**Page extract**
————————
Brokerage firm Credit Suisse (CS) estimates the government is likely to budget a $25 billion spectrum sale from the upcoming auctions (2016), out of which approximately 30% of value of spectrum is expected to be sold at TRAI reserve prices.
CS further explains that the 700 MHz spectrum will see only a partial success, as TRAI’s recommended price of Rs 11,485 crore for the 700MHz band is 25% higher than CS’s estimates. It says this could be a negative surprise to some players in the market, as all spectrum bands, including the crucial 2100 Mhz and 700Mhz band are expected to be sold at a whopping $80 billion.
The brokerage firm estimates that out of the total $80 billion worth of spectrum, only a partial $10-15 billion in sales would be generated in the upcoming auction, mainly sustained by the:
– Easy availability of financing by the government from telecom players
– Acute shortage of spectrum in the market in light of rapidly growing data volumes
– Operator specific spectrum gaps for most operators.
CS projects that receipts from telecom sector for FY17 are expected to be ~$14 billion (~Rs 990 billion). This could include:
– Recurring license and spectrum fees revenues of ~$3 billion (Rs 220 billion)
– Deferred payments from past auctions amounting to ~$965 million (Rs 65 billion)
– One-time spectrum fees of ~$2 billion (Rs 200 billion)
– The balance of ~$7 billion (~Rs 500 billion) likely from upcoming spectrum auctions.
Situation vulnerable for players other than RCom and RJio
According to CS, if the announced spectrum sharing pact between RCom and RJio succeeds, RJio could have the best spectrum footprints with sub 1GHz spectrum in 18 circles covering 75% of industry revenues.
————————
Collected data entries
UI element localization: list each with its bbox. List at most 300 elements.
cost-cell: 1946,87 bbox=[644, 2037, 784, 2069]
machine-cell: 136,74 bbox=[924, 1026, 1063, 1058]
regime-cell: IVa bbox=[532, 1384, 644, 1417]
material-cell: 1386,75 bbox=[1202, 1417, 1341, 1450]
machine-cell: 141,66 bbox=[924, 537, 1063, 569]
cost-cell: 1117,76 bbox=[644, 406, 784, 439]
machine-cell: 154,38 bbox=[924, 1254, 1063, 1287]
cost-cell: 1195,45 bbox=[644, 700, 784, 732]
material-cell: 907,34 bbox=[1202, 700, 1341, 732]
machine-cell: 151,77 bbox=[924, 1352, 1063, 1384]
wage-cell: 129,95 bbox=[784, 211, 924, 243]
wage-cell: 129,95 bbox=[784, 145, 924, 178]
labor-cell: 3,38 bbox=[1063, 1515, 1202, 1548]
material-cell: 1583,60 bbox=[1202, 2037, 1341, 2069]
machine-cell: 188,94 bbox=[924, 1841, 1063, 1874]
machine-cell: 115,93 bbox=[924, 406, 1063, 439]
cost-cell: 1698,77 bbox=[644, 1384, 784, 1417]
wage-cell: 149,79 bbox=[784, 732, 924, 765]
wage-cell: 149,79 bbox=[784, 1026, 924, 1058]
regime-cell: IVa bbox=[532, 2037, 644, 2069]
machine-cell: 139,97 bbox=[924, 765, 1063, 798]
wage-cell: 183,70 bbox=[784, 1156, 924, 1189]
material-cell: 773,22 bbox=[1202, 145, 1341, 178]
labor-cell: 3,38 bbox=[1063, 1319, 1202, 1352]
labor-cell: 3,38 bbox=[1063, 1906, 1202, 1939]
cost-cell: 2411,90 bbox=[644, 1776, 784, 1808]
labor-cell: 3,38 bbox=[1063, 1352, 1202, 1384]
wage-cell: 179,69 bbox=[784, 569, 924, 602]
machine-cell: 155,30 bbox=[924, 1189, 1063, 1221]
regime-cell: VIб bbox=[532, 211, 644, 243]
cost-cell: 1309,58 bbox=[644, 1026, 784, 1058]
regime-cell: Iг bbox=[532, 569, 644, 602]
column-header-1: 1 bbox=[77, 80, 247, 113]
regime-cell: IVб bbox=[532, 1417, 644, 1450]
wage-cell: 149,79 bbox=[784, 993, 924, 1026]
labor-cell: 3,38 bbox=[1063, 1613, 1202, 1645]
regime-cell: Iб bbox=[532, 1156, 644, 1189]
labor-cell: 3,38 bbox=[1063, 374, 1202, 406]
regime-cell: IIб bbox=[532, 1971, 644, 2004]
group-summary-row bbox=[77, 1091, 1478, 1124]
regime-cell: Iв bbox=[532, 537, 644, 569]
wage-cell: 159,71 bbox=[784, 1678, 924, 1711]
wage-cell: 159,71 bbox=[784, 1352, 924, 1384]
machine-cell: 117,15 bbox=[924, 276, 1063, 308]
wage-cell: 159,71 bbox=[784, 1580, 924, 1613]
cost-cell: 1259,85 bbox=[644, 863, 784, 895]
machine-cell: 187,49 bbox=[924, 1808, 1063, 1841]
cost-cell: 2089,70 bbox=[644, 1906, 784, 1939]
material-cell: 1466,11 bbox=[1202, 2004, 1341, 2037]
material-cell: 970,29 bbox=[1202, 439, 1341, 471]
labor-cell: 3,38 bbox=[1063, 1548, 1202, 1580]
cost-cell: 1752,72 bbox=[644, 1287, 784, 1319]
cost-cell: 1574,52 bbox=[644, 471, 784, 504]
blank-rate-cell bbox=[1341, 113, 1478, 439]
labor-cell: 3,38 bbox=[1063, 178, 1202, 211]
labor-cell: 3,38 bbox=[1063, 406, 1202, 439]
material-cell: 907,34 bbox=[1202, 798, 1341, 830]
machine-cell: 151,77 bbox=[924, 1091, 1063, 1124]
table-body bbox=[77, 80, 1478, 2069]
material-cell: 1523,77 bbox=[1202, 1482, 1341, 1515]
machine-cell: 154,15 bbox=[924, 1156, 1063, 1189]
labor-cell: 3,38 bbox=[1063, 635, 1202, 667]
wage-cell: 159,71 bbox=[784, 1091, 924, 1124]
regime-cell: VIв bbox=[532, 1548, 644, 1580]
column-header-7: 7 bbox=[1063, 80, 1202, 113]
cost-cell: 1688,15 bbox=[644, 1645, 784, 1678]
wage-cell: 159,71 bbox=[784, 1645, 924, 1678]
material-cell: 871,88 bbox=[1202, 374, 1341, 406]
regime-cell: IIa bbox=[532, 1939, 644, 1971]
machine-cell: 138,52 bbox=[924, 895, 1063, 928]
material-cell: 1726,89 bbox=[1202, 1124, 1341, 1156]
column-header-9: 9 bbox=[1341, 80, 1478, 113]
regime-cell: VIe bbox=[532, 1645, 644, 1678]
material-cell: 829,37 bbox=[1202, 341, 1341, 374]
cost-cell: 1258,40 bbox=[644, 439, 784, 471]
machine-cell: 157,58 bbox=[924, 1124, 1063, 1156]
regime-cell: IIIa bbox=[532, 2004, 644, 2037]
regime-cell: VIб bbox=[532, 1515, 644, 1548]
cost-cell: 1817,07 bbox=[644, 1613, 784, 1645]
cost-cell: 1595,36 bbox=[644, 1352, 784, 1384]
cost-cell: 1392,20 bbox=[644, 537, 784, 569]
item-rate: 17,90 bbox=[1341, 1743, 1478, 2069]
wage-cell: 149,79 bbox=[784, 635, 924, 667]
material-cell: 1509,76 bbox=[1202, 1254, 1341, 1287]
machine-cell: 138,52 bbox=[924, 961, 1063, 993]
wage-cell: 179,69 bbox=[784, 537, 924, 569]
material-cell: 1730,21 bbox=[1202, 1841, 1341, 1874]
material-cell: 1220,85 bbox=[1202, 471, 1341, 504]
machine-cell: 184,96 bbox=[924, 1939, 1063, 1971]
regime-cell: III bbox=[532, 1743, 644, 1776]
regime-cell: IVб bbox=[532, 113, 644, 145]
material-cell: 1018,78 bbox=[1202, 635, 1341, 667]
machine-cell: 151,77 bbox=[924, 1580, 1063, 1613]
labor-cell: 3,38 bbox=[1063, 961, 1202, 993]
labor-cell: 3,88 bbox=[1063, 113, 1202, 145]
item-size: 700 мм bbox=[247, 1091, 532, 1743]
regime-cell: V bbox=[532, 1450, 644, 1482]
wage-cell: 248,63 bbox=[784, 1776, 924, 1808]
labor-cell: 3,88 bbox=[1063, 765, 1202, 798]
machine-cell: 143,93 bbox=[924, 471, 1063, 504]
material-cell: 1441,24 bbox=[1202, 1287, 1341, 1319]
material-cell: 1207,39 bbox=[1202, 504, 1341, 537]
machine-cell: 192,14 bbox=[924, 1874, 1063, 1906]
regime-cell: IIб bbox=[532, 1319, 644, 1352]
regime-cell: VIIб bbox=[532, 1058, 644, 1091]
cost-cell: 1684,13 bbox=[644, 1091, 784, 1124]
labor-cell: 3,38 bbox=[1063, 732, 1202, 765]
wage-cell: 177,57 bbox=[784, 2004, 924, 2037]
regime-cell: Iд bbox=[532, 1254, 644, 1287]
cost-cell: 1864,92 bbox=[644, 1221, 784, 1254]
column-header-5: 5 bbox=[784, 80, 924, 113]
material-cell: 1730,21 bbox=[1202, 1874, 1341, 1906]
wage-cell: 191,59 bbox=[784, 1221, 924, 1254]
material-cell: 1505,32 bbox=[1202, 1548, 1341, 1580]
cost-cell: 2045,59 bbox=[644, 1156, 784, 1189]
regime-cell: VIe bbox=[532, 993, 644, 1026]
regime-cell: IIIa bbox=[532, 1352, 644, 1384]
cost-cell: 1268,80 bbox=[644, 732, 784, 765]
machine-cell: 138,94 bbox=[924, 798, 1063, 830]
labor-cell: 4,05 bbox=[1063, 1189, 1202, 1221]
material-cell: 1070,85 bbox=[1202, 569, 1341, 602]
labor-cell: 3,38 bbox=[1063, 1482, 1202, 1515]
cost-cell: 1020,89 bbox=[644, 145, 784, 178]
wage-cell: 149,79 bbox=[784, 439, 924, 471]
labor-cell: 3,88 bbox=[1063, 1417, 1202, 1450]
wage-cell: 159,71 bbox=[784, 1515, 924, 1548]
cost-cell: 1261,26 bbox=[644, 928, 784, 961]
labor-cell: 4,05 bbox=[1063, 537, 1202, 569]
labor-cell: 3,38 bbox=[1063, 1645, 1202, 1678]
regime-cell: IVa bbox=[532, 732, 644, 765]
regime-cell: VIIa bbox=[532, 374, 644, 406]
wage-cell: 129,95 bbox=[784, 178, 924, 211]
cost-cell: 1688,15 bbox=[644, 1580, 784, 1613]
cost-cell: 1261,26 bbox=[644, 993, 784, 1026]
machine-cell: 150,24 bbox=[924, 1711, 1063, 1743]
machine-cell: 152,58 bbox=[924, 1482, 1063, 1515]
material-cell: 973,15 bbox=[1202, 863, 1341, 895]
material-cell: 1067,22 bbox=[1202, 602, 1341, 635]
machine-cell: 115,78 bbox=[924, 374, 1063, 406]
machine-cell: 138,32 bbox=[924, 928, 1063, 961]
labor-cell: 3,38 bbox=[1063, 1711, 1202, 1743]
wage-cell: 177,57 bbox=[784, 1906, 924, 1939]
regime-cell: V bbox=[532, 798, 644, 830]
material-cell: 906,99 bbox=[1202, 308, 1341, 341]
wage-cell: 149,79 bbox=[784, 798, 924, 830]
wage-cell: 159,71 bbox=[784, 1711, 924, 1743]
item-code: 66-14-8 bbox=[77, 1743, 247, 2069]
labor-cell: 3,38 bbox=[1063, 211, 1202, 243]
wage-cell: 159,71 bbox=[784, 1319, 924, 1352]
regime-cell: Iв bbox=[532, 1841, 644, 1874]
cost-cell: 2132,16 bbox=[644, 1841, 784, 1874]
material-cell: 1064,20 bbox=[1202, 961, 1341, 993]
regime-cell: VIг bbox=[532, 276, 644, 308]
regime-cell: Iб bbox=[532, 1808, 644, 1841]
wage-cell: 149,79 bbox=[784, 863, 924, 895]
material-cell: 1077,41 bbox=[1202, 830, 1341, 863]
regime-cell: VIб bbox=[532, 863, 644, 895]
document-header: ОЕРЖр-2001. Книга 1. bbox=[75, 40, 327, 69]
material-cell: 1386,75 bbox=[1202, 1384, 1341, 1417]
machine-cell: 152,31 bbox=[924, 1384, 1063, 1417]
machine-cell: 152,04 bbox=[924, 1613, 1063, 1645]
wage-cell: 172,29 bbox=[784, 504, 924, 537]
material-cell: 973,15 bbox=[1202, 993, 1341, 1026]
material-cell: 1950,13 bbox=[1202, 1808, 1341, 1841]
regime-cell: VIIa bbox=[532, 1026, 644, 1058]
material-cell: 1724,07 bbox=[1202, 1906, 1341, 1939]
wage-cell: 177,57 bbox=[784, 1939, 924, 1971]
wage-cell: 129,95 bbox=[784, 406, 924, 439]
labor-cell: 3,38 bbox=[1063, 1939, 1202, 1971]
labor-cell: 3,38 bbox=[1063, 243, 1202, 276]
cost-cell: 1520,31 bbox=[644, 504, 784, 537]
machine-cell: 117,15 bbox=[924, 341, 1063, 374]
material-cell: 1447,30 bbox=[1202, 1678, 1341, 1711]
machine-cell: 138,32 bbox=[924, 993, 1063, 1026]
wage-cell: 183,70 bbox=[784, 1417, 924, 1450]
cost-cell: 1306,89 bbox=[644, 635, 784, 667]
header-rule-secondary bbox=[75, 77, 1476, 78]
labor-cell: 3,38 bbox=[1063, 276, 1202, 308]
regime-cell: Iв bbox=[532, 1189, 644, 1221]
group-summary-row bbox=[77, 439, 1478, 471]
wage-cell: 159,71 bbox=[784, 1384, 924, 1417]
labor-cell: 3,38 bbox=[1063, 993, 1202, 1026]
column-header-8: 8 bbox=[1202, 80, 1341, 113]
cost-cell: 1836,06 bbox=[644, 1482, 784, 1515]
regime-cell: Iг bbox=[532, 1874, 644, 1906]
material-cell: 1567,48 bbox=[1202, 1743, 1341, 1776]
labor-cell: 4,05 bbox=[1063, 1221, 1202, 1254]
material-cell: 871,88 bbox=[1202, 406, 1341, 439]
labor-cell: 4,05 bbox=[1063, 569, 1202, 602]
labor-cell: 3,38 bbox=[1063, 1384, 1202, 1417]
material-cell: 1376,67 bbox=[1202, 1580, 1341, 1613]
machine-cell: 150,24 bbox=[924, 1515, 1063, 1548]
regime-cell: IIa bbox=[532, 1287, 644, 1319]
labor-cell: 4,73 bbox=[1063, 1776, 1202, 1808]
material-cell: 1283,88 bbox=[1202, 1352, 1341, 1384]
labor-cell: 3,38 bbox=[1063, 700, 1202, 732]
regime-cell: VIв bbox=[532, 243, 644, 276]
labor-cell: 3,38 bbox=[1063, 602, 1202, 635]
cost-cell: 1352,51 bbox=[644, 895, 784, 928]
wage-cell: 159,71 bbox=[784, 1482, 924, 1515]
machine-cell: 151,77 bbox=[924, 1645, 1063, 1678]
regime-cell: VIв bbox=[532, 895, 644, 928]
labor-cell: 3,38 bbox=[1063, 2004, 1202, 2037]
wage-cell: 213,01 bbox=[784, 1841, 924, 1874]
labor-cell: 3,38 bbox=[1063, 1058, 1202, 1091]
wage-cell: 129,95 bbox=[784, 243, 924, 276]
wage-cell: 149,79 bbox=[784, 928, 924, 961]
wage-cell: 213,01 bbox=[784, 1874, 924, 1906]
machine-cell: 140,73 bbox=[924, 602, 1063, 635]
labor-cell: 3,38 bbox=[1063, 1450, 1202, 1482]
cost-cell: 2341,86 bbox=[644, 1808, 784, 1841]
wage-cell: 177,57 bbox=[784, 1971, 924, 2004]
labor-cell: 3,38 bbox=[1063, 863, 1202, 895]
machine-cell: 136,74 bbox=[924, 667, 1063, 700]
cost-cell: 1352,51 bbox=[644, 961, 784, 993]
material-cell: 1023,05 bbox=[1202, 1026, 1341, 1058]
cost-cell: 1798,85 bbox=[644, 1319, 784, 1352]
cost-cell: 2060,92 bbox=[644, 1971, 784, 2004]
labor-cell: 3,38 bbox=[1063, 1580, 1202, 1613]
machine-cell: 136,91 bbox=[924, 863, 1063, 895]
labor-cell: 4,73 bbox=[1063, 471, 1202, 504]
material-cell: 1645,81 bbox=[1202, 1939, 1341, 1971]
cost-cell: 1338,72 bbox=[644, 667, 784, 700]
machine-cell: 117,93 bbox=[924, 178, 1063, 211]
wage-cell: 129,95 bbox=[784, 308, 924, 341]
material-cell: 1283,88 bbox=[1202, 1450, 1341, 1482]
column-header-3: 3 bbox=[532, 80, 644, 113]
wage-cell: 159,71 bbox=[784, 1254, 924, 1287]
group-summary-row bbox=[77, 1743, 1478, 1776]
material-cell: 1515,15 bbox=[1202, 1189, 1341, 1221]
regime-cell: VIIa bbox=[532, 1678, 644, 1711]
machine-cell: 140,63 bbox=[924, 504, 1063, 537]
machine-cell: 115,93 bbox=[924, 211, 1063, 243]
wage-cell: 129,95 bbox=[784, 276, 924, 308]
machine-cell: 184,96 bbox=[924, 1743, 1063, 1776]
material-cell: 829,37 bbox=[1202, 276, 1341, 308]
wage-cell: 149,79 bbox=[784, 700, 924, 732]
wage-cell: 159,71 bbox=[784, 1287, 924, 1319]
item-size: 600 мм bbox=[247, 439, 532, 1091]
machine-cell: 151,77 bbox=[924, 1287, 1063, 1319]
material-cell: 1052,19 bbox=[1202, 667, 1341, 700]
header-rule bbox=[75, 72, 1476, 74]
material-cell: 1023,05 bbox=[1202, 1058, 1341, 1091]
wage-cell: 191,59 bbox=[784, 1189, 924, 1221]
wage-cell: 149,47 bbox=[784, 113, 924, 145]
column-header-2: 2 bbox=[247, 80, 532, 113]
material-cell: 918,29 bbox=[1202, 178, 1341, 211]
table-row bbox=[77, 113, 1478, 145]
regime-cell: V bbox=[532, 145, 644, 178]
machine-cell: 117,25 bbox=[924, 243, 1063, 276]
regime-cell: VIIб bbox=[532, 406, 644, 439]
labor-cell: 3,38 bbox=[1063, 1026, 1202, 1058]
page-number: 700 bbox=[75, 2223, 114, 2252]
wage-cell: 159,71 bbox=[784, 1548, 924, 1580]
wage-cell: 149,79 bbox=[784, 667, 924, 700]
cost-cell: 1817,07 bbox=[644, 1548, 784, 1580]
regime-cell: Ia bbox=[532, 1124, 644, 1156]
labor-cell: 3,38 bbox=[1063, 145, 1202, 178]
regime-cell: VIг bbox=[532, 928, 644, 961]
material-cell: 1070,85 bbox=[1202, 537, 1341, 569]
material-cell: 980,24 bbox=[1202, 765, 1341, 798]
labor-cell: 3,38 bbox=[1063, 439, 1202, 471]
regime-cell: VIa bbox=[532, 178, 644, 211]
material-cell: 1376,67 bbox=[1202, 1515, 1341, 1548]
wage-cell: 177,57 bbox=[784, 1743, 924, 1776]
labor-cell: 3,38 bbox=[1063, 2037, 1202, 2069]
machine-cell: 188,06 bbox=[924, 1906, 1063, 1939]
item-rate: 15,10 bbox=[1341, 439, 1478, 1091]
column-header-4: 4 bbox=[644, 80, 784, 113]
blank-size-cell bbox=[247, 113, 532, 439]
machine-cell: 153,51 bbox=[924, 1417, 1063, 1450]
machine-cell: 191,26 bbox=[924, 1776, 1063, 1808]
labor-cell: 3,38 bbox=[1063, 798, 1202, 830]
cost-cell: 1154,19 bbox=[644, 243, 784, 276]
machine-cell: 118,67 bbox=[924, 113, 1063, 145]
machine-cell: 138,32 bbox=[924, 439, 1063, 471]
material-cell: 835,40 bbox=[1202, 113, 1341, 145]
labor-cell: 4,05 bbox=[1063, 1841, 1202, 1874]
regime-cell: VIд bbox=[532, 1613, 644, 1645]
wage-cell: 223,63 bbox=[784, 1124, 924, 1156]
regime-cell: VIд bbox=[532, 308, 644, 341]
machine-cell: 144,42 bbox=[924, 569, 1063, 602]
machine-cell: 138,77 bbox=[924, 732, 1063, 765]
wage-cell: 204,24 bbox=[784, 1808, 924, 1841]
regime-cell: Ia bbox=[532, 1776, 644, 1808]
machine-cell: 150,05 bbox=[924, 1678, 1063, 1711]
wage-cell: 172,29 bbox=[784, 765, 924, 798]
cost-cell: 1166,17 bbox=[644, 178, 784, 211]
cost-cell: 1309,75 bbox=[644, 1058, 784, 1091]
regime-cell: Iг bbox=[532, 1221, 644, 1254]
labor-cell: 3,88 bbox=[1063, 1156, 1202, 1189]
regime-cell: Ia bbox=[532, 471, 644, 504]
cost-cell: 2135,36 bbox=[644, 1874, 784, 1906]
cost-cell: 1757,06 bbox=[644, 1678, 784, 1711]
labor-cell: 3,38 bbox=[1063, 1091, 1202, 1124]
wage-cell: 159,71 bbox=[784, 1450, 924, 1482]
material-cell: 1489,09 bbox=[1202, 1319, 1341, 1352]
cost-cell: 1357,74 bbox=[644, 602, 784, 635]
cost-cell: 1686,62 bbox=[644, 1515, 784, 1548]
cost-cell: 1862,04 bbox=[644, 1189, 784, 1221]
————————
**Problem requirements**
Output the part of the spectrum auction article between "CS projects that" and "of industry revenues.", inclusive, copied word for word. The lines above are material separate from the spectrum auction article.

**Solution to the exercise**
CS projects that receipts from telecom sector for FY17 are expected to be ~$14 billion (~Rs 990 billion). This could include:
– Recurring license and spectrum fees revenues of ~$3 billion (Rs 220 billion)
– Deferred payments from past auctions amounting to ~$965 million (Rs 65 billion)
– One-time spectrum fees of ~$2 billion (Rs 200 billion)
– The balance of ~$7 billion (~Rs 500 billion) likely from upcoming spectrum auctions.
Situation vulnerable for players other than RCom and RJio
According to CS, if the announced spectrum sharing pact between RCom and RJio succeeds, RJio could have the best spectrum footprints with sub 1GHz spectrum in 18 circles covering 75% of industry revenues.